→ **Working data**:

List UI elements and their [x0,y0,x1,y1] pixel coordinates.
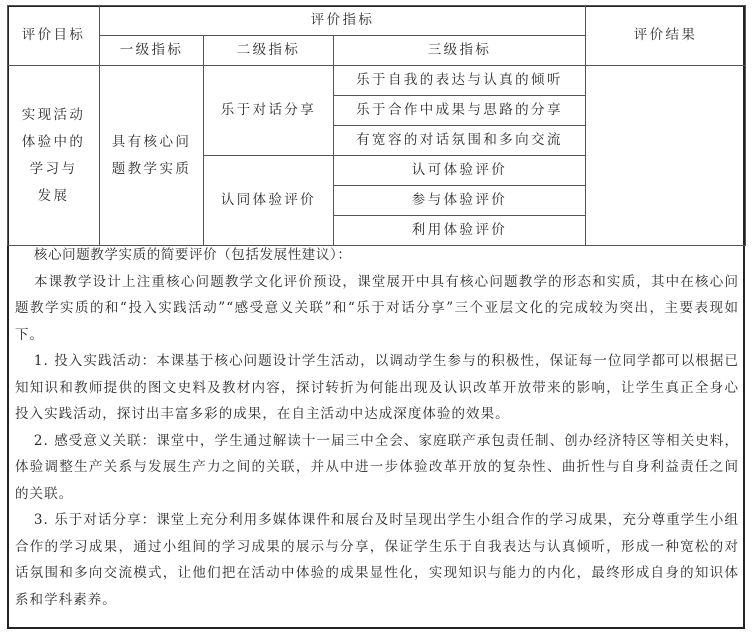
level3-cell: 乐于合作中成果与思路的分享 [334,96,586,126]
result-cell [586,66,746,246]
level3-cell: 认可体验评价 [334,156,586,186]
header-row-1: 评价目标 评价指标 评价结果 [8,6,746,36]
summary-section: 核心问题教学实质的简要评价（包括发展性建议）： 本课教学设计上注重核心问题教学文… [9,240,743,628]
summary-paragraph: 1. 投入实践活动：本课基于核心问题设计学生活动，以调动学生参与的积极性，保证每… [15,348,739,428]
level3-cell: 参与体验评价 [334,186,586,216]
summary-paragraph: 本课教学设计上注重核心问题教学文化评价预设，课堂展开中具有核心问题教学的形态和实… [15,269,739,349]
level2-cell: 认同体验评价 [204,156,334,246]
level3-cell: 乐于自我的表达与认真的倾听 [334,66,586,96]
goal-cell: 实现活动 体验中的 学习与 发展 [8,66,100,246]
summary-title: 核心问题教学实质的简要评价（包括发展性建议）： [15,242,739,269]
header-indicators: 评价指标 [100,6,586,36]
header-level2: 二级指标 [204,36,334,66]
evaluation-table: 评价目标 评价指标 评价结果 一级指标 二级指标 三级指标 实现活动 体验中的 … [7,5,746,246]
header-level3: 三级指标 [334,36,586,66]
level2-cell: 乐于对话分享 [204,66,334,156]
level1-cell: 具有核心问 题教学实质 [100,66,204,246]
summary-paragraph: 3. 乐于对话分享：课堂上充分利用多媒体课件和展台及时呈现出学生小组合作的学习成… [15,507,739,613]
header-goal: 评价目标 [8,6,100,66]
table-row: 实现活动 体验中的 学习与 发展 具有核心问 题教学实质 乐于对话分享 乐于自我… [8,66,746,96]
level3-cell: 有宽容的对话氛围和多向交流 [334,126,586,156]
header-level1: 一级指标 [100,36,204,66]
header-result: 评价结果 [586,6,746,66]
summary-paragraph: 2. 感受意义关联：课堂中，学生通过解读十一届三中全会、家庭联产承包责任制、创办… [15,428,739,508]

→ **Goal**: Rewrite the data above, replacing every "level3-cell" with "tier3-cell" and keeping everything else the same. Omit the picture.

→ **The result**:
List UI elements and their [x0,y0,x1,y1] pixel coordinates.
tier3-cell: 乐于合作中成果与思路的分享 [334,96,586,126]
result-cell [586,66,746,246]
tier3-cell: 认可体验评价 [334,156,586,186]
header-row-1: 评价目标 评价指标 评价结果 [8,6,746,36]
summary-section: 核心问题教学实质的简要评价（包括发展性建议）： 本课教学设计上注重核心问题教学文… [9,240,743,628]
summary-paragraph: 1. 投入实践活动：本课基于核心问题设计学生活动，以调动学生参与的积极性，保证每… [15,348,739,428]
tier3-cell: 参与体验评价 [334,186,586,216]
summary-paragraph: 本课教学设计上注重核心问题教学文化评价预设，课堂展开中具有核心问题教学的形态和实… [15,269,739,349]
level2-cell: 认同体验评价 [204,156,334,246]
tier3-cell: 乐于自我的表达与认真的倾听 [334,66,586,96]
goal-cell: 实现活动 体验中的 学习与 发展 [8,66,100,246]
summary-title: 核心问题教学实质的简要评价（包括发展性建议）： [15,242,739,269]
header-indicators: 评价指标 [100,6,586,36]
header-level2: 二级指标 [204,36,334,66]
evaluation-table: 评价目标 评价指标 评价结果 一级指标 二级指标 三级指标 实现活动 体验中的 … [7,5,746,246]
header-level3: 三级指标 [334,36,586,66]
level2-cell: 乐于对话分享 [204,66,334,156]
level1-cell: 具有核心问 题教学实质 [100,66,204,246]
summary-paragraph: 3. 乐于对话分享：课堂上充分利用多媒体课件和展台及时呈现出学生小组合作的学习成… [15,507,739,613]
header-goal: 评价目标 [8,6,100,66]
table-row: 实现活动 体验中的 学习与 发展 具有核心问 题教学实质 乐于对话分享 乐于自我… [8,66,746,96]
tier3-cell: 有宽容的对话氛围和多向交流 [334,126,586,156]
header-level1: 一级指标 [100,36,204,66]
header-result: 评价结果 [586,6,746,66]
summary-paragraph: 2. 感受意义关联：课堂中，学生通过解读十一届三中全会、家庭联产承包责任制、创办… [15,428,739,508]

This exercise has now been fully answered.